* [TASK STATEMENT]:
Pick out and copy every line of the data below that contains the string "chip". Letter case must match.

* [RECORDS FOR THE TASK]:
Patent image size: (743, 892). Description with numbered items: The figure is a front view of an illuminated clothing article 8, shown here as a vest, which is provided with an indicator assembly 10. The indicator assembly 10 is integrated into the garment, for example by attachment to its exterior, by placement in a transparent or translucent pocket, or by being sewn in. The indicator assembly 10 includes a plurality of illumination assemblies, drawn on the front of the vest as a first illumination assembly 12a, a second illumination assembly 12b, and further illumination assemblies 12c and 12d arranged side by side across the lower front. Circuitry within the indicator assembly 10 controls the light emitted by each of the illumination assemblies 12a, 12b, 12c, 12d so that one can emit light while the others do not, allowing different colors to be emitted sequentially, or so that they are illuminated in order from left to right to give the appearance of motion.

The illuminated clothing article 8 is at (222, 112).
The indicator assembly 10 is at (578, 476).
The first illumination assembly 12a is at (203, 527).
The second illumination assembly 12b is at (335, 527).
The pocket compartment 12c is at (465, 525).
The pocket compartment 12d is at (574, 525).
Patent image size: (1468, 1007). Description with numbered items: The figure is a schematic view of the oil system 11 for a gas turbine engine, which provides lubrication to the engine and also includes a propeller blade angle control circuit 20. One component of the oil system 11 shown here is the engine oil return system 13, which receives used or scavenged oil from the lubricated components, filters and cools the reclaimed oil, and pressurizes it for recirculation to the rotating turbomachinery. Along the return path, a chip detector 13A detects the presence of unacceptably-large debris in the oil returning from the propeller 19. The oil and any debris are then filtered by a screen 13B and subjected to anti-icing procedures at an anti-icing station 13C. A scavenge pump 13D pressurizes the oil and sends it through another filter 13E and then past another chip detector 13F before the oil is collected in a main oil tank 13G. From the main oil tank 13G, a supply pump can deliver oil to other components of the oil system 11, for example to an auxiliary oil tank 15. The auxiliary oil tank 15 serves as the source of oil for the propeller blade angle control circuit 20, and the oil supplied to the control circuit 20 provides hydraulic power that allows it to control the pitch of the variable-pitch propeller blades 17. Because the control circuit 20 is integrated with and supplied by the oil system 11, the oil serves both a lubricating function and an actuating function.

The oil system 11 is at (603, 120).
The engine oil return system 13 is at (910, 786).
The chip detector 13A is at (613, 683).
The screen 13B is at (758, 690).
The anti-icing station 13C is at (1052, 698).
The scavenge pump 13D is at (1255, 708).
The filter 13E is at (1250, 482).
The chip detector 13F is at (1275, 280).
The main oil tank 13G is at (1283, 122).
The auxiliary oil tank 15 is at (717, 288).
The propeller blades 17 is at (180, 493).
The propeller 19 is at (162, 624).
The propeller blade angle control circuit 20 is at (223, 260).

* [FINISHED TASK]:
Patent image size: (1468, 1007). Description with numbered items: The figure is a schematic view of the oil system 11 for a gas turbine engine, which provides lubrication to the engine and also includes a propeller blade angle control circuit 20. One component of the oil system 11 shown here is the engine oil return system 13, which receives used or scavenged oil from the lubricated components, filters and cools the reclaimed oil, and pressurizes it for recirculation to the rotating turbomachinery. Along the return path, a chip detector 13A detects the presence of unacceptably-large debris in the oil returning from the propeller 19. The oil and any debris are then filtered by a screen 13B and subjected to anti-icing procedures at an anti-icing station 13C. A scavenge pump 13D pressurizes the oil and sends it through another filter 13E and then past another chip detector 13F before the oil is collected in a main oil tank 13G. From the main oil tank 13G, a supply pump can deliver oil to other components of the oil system 11, for example to an auxiliary oil tank 15. The auxiliary oil tank 15 serves as the source of oil for the propeller blade angle control circuit 20, and the oil supplied to the control circuit 20 provides hydraulic power that allows it to control the pitch of the variable-pitch propeller blades 17. Because the control circuit 20 is integrated with and supplied by the oil system 11, the oil serves both a lubricating function and an actuating function.
The chip detector 13A is at (613, 683).
The chip detector 13F is at (1275, 280).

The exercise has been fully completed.